Text =
------------------------------------

# Finally figured it out - pics added 12/20



## kelebek (Oct 5, 2007)

Well I finally figured out how to get the hubby to do things for me in the barn - 

Threaten to use his power tools!!! :ROFL: :ROFL: :ROFL: 

I told him that as soon as I was done cleaning the buck pen and the covered area of the girls' pen I was going to build my feeder because he wouldn't get off of his butt..... needless to say he is out there building it and I am lauging! :slapfloor: 

Pics coming soon


----------



## heavenlyhaven (Apr 17, 2008)

*Re: Finally figured it out -*

i've been using that trick for years
i ask him to do something
then, when i give up on him, i go do it
he sees me out there and comes and takes over
LOL


----------



## KW Farms (Jun 21, 2008)

*Re: Finally figured it out -*

:ROFL: He must be having so much fun! :ROFL:


----------



## toth boer goats (Jul 20, 2008)

*Re: Finally figured it out -*

that is so funny...way to GO~! :ROFL:


----------



## kelebek (Oct 5, 2007)

*Re: Finally figured it out -*

The feeder that we built today......

The wall where it is going -














































All finished -










Tux - the barn cat helping -



















Trisha - looking in to see what we were up to while cleaning the boys' pen -










Trinity - completely unimpressed with powertools in HER area -



















Picture of house from firepit -










Towards the lake from fire pit -




























Barn from firepit -


----------



## toth boer goats (Jul 20, 2008)

Allison...that feeder turned out real nice...I love the pics, and wow...those winter scenery pics are just beautiful..........


----------



## StaceyRosado (Oct 5, 2007)

seathing with jealousy over your lake view.............but you can keep all the snow :wink:


----------



## liz (Oct 5, 2007)

Super that DH decided to help.....and it looks like it was a family thing too :thumb: 

Beautiful winter pics Allison, even though that much snow has to be a pain to gret thru, it's still pretty :wink:


----------



## kelebek (Oct 5, 2007)

I guess you could call it a family thing. My son helped a bit - daughter just stood there complaining how cold it was - but we wouldn't let her go in. I made her help me a bit to clean the barn before the feeder though!


----------



## RunAround (Feb 17, 2008)

StaceyRoop said:


> seathing with jealousy over your lake view.............but you can keep all the snow :wink:


Yeah, But I just want to hop over and steal that hay feeder! :greengrin:


----------



## Amos (Oct 2, 2008)

You're view is amazing!!!!!

You're new hay rack looks great also - I was wondering, what did you use for you're grain feeders? Large black pvc pipe cut in half?


----------



## Laurel_Haven (Oct 20, 2007)

That feeder turned out great! I am going to make my hubby look at that picture tomorrow and make me one. I am sure he will be thrilled to take on another farm project for me...not. :roll: maybe I will try your tactic. :shades: 

I just love your view... all I see on every side of my farm is woodlands, trees, trees and more trees. But your lakeview is beautiful.

------------------------------------

Records =

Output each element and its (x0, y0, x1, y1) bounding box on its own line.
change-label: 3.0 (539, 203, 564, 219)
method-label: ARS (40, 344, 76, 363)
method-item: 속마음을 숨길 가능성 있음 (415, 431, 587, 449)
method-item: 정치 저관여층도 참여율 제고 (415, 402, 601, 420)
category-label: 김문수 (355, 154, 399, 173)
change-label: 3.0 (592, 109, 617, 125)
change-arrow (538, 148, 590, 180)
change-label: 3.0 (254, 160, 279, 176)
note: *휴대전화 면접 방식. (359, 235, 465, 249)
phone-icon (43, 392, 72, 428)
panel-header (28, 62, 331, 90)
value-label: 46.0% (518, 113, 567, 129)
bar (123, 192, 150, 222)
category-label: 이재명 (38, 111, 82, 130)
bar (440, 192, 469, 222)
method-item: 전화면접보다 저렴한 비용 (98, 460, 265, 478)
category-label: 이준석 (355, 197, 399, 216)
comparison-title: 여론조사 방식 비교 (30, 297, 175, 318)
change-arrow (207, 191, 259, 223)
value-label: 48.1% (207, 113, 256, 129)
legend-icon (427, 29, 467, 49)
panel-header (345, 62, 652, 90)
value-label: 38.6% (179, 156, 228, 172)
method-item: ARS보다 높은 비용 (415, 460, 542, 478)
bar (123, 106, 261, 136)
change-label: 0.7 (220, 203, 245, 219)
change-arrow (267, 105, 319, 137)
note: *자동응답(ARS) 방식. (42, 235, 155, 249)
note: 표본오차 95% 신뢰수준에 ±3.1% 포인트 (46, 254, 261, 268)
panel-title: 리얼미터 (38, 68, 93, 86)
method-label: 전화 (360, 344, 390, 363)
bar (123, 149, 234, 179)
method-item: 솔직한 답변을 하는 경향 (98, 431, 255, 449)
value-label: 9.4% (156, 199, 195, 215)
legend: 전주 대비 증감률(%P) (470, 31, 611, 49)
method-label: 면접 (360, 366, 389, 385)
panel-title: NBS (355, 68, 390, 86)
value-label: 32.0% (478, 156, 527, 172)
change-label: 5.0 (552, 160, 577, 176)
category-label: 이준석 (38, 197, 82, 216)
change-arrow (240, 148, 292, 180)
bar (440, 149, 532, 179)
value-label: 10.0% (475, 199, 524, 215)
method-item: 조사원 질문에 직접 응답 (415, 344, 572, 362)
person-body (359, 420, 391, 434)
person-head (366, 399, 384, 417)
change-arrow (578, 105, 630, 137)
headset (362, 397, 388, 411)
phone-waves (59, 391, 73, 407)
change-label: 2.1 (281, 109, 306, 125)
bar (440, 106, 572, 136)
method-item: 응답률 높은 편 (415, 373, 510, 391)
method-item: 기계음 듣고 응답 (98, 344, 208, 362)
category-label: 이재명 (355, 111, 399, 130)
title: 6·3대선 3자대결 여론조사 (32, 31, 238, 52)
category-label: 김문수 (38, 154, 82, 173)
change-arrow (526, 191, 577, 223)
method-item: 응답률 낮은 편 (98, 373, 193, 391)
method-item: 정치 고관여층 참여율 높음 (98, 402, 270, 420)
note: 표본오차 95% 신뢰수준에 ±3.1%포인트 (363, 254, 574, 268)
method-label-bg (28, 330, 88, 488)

------------------------------------

Task set =
(1) In the feeder thread, why did kelebek's husband end up building the feeder? Answer in one to three sentences.
(2) In the feeder thread, rewrite the paragraph beginning "I guess you could call it a family thing" as a short list.
(3) List every animal that the feeder thread mentions by name, with the caption's description of each.

Responses per task =
(1) She told him that once she finished cleaning the buck pen and the covered part of the girls' pen, she would build the feeder herself with his power tools, because he wouldn't get off his butt. That threat sent him out to build it.

(2)
- It could be called a family thing.
- Her son helped a bit.
- Her daughter mostly stood there complaining about the cold, but they wouldn't let her go in.
- Before the feeder was built, she made her daughter help clean the barn.

(3)
- Tux, the barn cat, helping
- Trisha, looking in to see what they were up to while cleaning the boys' pen
- Trinity, completely unimpressed with power tools in her area